◆ **PROVIDED MATERIAL**
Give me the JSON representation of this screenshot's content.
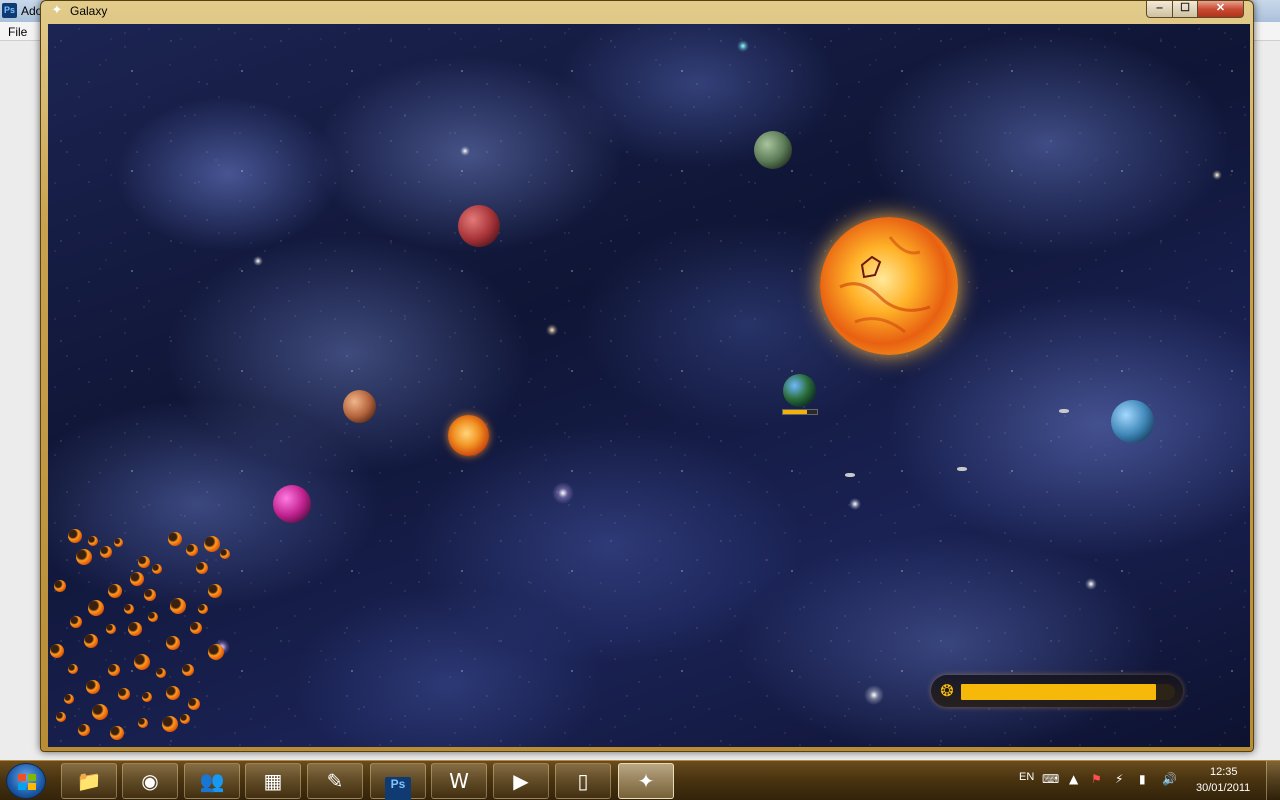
{
  "background_app": {
    "title": "Ado",
    "icon": "Ps",
    "menu": [
      "File"
    ]
  },
  "window": {
    "title": "Galaxy",
    "icon": "gamepad-icon",
    "controls": {
      "minimize": "‒",
      "maximize": "☐",
      "close": "✕"
    }
  },
  "game": {
    "planets": [
      {
        "name": "green-planet",
        "color": "#5b7a56"
      },
      {
        "name": "red-planet",
        "color": "#a8343a"
      },
      {
        "name": "sun",
        "color": "#f8a41c"
      },
      {
        "name": "earth-planet",
        "color": "#2b6e3a",
        "progress": 0.7
      },
      {
        "name": "blue-planet",
        "color": "#3f87b8"
      },
      {
        "name": "orange-planet",
        "color": "#b4643c"
      },
      {
        "name": "fire-planet",
        "color": "#f29222"
      },
      {
        "name": "magenta-planet",
        "color": "#c0218e"
      }
    ],
    "energy": {
      "icon": "rocket-icon",
      "level": 0.91,
      "color": "#f6b90a"
    }
  },
  "taskbar": {
    "start": "windows-start",
    "items": [
      {
        "name": "explorer",
        "icon": "folder-icon"
      },
      {
        "name": "firefox",
        "icon": "firefox-icon"
      },
      {
        "name": "messenger",
        "icon": "messenger-icon"
      },
      {
        "name": "calculator",
        "icon": "calculator-icon"
      },
      {
        "name": "notepad",
        "icon": "notepad-icon"
      },
      {
        "name": "photoshop",
        "icon": "photoshop-icon",
        "label": "Ps"
      },
      {
        "name": "word",
        "icon": "word-icon"
      },
      {
        "name": "media-player",
        "icon": "media-player-icon"
      },
      {
        "name": "device",
        "icon": "device-icon"
      },
      {
        "name": "galaxy",
        "icon": "gamepad-icon",
        "active": true
      }
    ],
    "tray": {
      "language": "EN",
      "time": "12:35",
      "date": "30/01/2011"
    }
  }
}
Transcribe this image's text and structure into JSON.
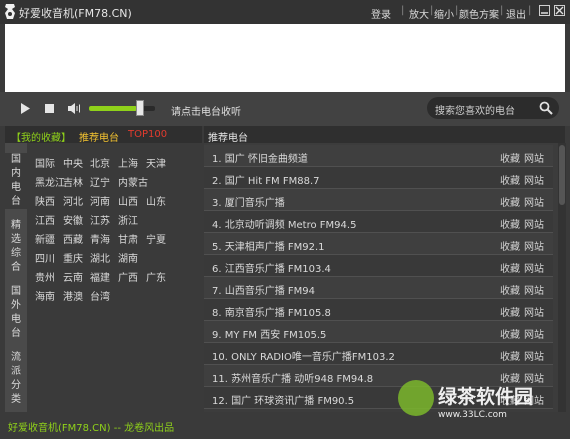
{
  "title": "好爱收音机(FM78.CN)",
  "titlebar_links": [
    "登录",
    "放大",
    "缩小",
    "颜色方案",
    "退出"
  ],
  "player": {
    "hint": "请点击电台收听",
    "volume_fraction": 0.72
  },
  "search": {
    "placeholder": "搜索您喜欢的电台"
  },
  "left_tabs": [
    "【我的收藏】",
    "推荐电台",
    "TOP100"
  ],
  "left_tab_colors": [
    "#8fd11a",
    "#f2c230",
    "#e23b2e"
  ],
  "vertical_tabs": [
    "国内电台",
    "精选综合",
    "国外电台",
    "流派分类"
  ],
  "regions": [
    [
      "国际",
      "中央",
      "北京",
      "上海",
      "天津"
    ],
    [
      "黑龙江",
      "吉林",
      "辽宁",
      "内蒙古"
    ],
    [
      "陕西",
      "河北",
      "河南",
      "山西",
      "山东"
    ],
    [
      "江西",
      "安徽",
      "江苏",
      "浙江"
    ],
    [
      "新疆",
      "西藏",
      "青海",
      "甘肃",
      "宁夏"
    ],
    [
      "四川",
      "重庆",
      "湖北",
      "湖南"
    ],
    [
      "贵州",
      "云南",
      "福建",
      "广西",
      "广东"
    ],
    [
      "海南",
      "港澳",
      "台湾"
    ]
  ],
  "station_header": "推荐电台",
  "fav_label": "收藏",
  "site_label": "网站",
  "stations": [
    "1. 国广 怀旧金曲频道",
    "2. 国广 Hit FM FM88.7",
    "3. 厦门音乐广播",
    "4. 北京动听调频 Metro FM94.5",
    "5. 天津相声广播 FM92.1",
    "6. 江西音乐广播 FM103.4",
    "7. 山西音乐广播 FM94",
    "8. 南京音乐广播 FM105.8",
    "9. MY FM 西安 FM105.5",
    "10. ONLY RADIO唯一音乐广播FM103.2",
    "11. 苏州音乐广播 动听948 FM94.8",
    "12. 国广 环球资讯广播 FM90.5"
  ],
  "footer": "好爱收音机(FM78.CN) -- 龙卷风出品",
  "watermark": {
    "name": "绿茶软件园",
    "url": "www.33LC.com"
  },
  "colors": {
    "accent_green": "#8fd11a"
  }
}
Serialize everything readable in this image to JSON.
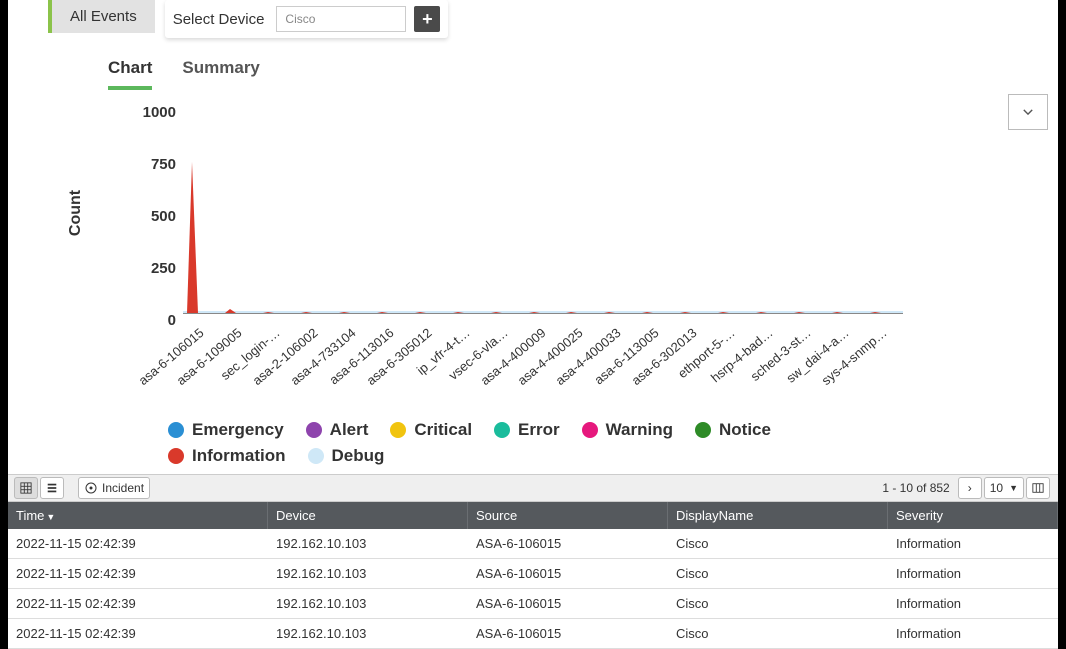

◆ **WHAT YOU WILL DO**
Write out the records above exactly as they stand, leaving out every picture.

◆ **RESPONSE TO THIS EXERCISE**
Give me the JSON representation of this screenshot's content.
{
  "background_app": {
    "title": "Ado",
    "icon": "Ps",
    "menu": [
      "File"
    ]
  },
  "window": {
    "title": "Galaxy",
    "icon": "gamepad-icon",
    "controls": {
      "minimize": "‒",
      "maximize": "☐",
      "close": "✕"
    }
  },
  "game": {
    "planets": [
      {
        "name": "green-planet",
        "color": "#5b7a56"
      },
      {
        "name": "red-planet",
        "color": "#a8343a"
      },
      {
        "name": "sun",
        "color": "#f8a41c"
      },
      {
        "name": "earth-planet",
        "color": "#2b6e3a",
        "progress": 0.7
      },
      {
        "name": "blue-planet",
        "color": "#3f87b8"
      },
      {
        "name": "orange-planet",
        "color": "#b4643c"
      },
      {
        "name": "fire-planet",
        "color": "#f29222"
      },
      {
        "name": "magenta-planet",
        "color": "#c0218e"
      }
    ],
    "energy": {
      "icon": "rocket-icon",
      "level": 0.91,
      "color": "#f6b90a"
    }
  },
  "taskbar": {
    "start": "windows-start",
    "items": [
      {
        "name": "explorer",
        "icon": "folder-icon"
      },
      {
        "name": "firefox",
        "icon": "firefox-icon"
      },
      {
        "name": "messenger",
        "icon": "messenger-icon"
      },
      {
        "name": "calculator",
        "icon": "calculator-icon"
      },
      {
        "name": "notepad",
        "icon": "notepad-icon"
      },
      {
        "name": "photoshop",
        "icon": "photoshop-icon",
        "label": "Ps"
      },
      {
        "name": "word",
        "icon": "word-icon"
      },
      {
        "name": "media-player",
        "icon": "media-player-icon"
      },
      {
        "name": "device",
        "icon": "device-icon"
      },
      {
        "name": "galaxy",
        "icon": "gamepad-icon",
        "active": true
      }
    ],
    "tray": {
      "language": "EN",
      "time": "12:35",
      "date": "30/01/2011"
    }
  }
}
Transcribe this image's text and structure into JSON.
{
  "title": "好爱收音机(FM78.CN)",
  "titlebar_links": [
    "登录",
    "放大",
    "缩小",
    "颜色方案",
    "退出"
  ],
  "player": {
    "hint": "请点击电台收听",
    "volume_fraction": 0.72
  },
  "search": {
    "placeholder": "搜索您喜欢的电台"
  },
  "left_tabs": [
    "【我的收藏】",
    "推荐电台",
    "TOP100"
  ],
  "left_tab_colors": [
    "#8fd11a",
    "#f2c230",
    "#e23b2e"
  ],
  "vertical_tabs": [
    "国内电台",
    "精选综合",
    "国外电台",
    "流派分类"
  ],
  "regions": [
    [
      "国际",
      "中央",
      "北京",
      "上海",
      "天津"
    ],
    [
      "黑龙江",
      "吉林",
      "辽宁",
      "内蒙古"
    ],
    [
      "陕西",
      "河北",
      "河南",
      "山西",
      "山东"
    ],
    [
      "江西",
      "安徽",
      "江苏",
      "浙江"
    ],
    [
      "新疆",
      "西藏",
      "青海",
      "甘肃",
      "宁夏"
    ],
    [
      "四川",
      "重庆",
      "湖北",
      "湖南"
    ],
    [
      "贵州",
      "云南",
      "福建",
      "广西",
      "广东"
    ],
    [
      "海南",
      "港澳",
      "台湾"
    ]
  ],
  "station_header": "推荐电台",
  "fav_label": "收藏",
  "site_label": "网站",
  "stations": [
    "1. 国广 怀旧金曲频道",
    "2. 国广 Hit FM FM88.7",
    "3. 厦门音乐广播",
    "4. 北京动听调频 Metro FM94.5",
    "5. 天津相声广播 FM92.1",
    "6. 江西音乐广播 FM103.4",
    "7. 山西音乐广播 FM94",
    "8. 南京音乐广播 FM105.8",
    "9. MY FM 西安 FM105.5",
    "10. ONLY RADIO唯一音乐广播FM103.2",
    "11. 苏州音乐广播 动听948 FM94.8",
    "12. 国广 环球资讯广播 FM90.5"
  ],
  "footer": "好爱收音机(FM78.CN) -- 龙卷风出品",
  "watermark": {
    "name": "绿茶软件园",
    "url": "www.33LC.com"
  },
  "colors": {
    "accent_green": "#8fd11a"
  }
}
Serialize everything readable in this image to JSON.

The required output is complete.